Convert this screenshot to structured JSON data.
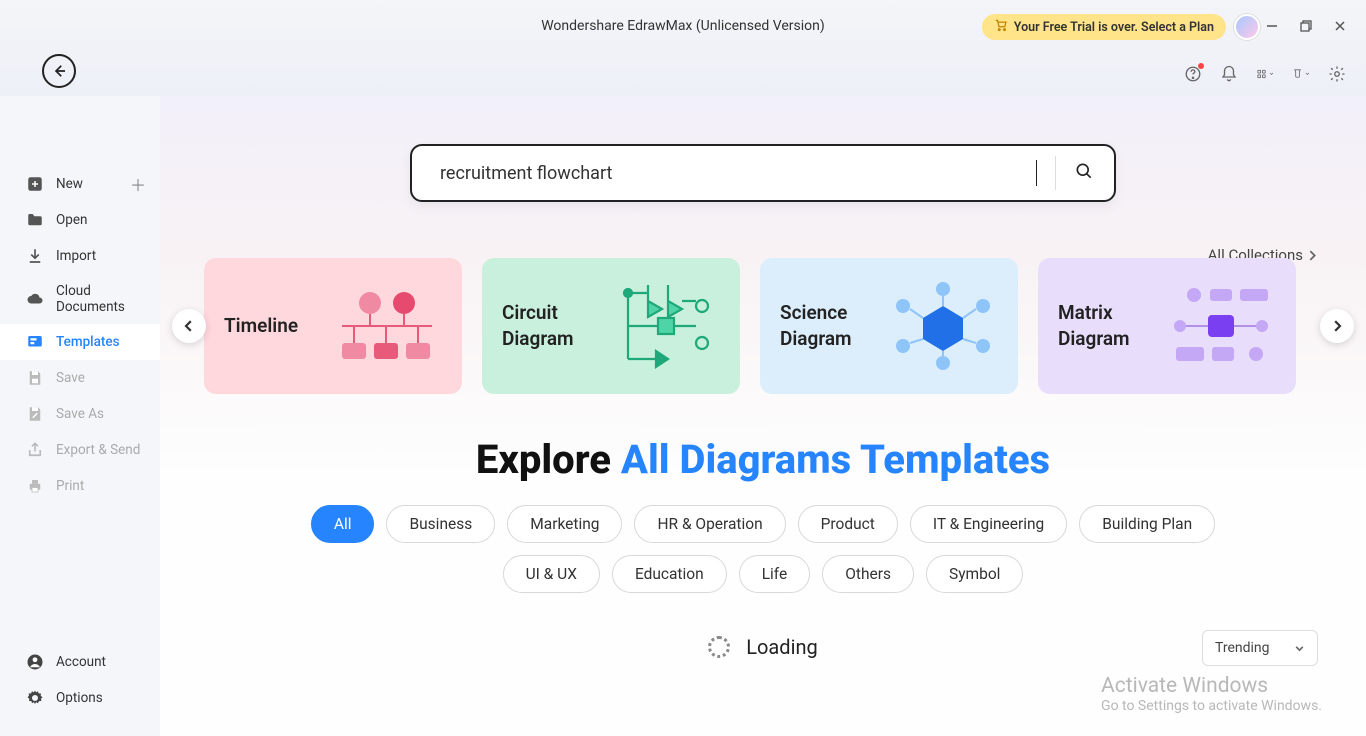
{
  "titlebar": {
    "title": "Wondershare EdrawMax (Unlicensed Version)",
    "trial_text": "Your Free Trial is over. Select a Plan"
  },
  "sidebar": {
    "items": [
      {
        "label": "New",
        "icon": "plus-square",
        "disabled": false,
        "has_plus": true
      },
      {
        "label": "Open",
        "icon": "folder",
        "disabled": false
      },
      {
        "label": "Import",
        "icon": "download",
        "disabled": false
      },
      {
        "label": "Cloud Documents",
        "icon": "cloud",
        "disabled": false
      },
      {
        "label": "Templates",
        "icon": "templates",
        "disabled": false,
        "active": true
      },
      {
        "label": "Save",
        "icon": "save",
        "disabled": true
      },
      {
        "label": "Save As",
        "icon": "save-as",
        "disabled": true
      },
      {
        "label": "Export & Send",
        "icon": "export",
        "disabled": true
      },
      {
        "label": "Print",
        "icon": "print",
        "disabled": true
      }
    ],
    "bottom": [
      {
        "label": "Account",
        "icon": "account"
      },
      {
        "label": "Options",
        "icon": "gear"
      }
    ]
  },
  "search": {
    "value": "recruitment flowchart"
  },
  "all_collections": "All Collections",
  "cards": [
    {
      "label": "Timeline",
      "theme": "pink"
    },
    {
      "label": "Circuit Diagram",
      "theme": "green"
    },
    {
      "label": "Science Diagram",
      "theme": "blue"
    },
    {
      "label": "Matrix Diagram",
      "theme": "purple"
    }
  ],
  "explore": {
    "prefix": "Explore ",
    "accent": "All Diagrams Templates"
  },
  "filters": [
    "All",
    "Business",
    "Marketing",
    "HR & Operation",
    "Product",
    "IT & Engineering",
    "Building Plan",
    "UI & UX",
    "Education",
    "Life",
    "Others",
    "Symbol"
  ],
  "filter_active": "All",
  "sort": {
    "selected": "Trending"
  },
  "loading_text": "Loading",
  "watermark": {
    "l1": "Activate Windows",
    "l2": "Go to Settings to activate Windows."
  }
}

▬▬▬

Using the entries above, state how many lines include the word "icon", with no other words.

11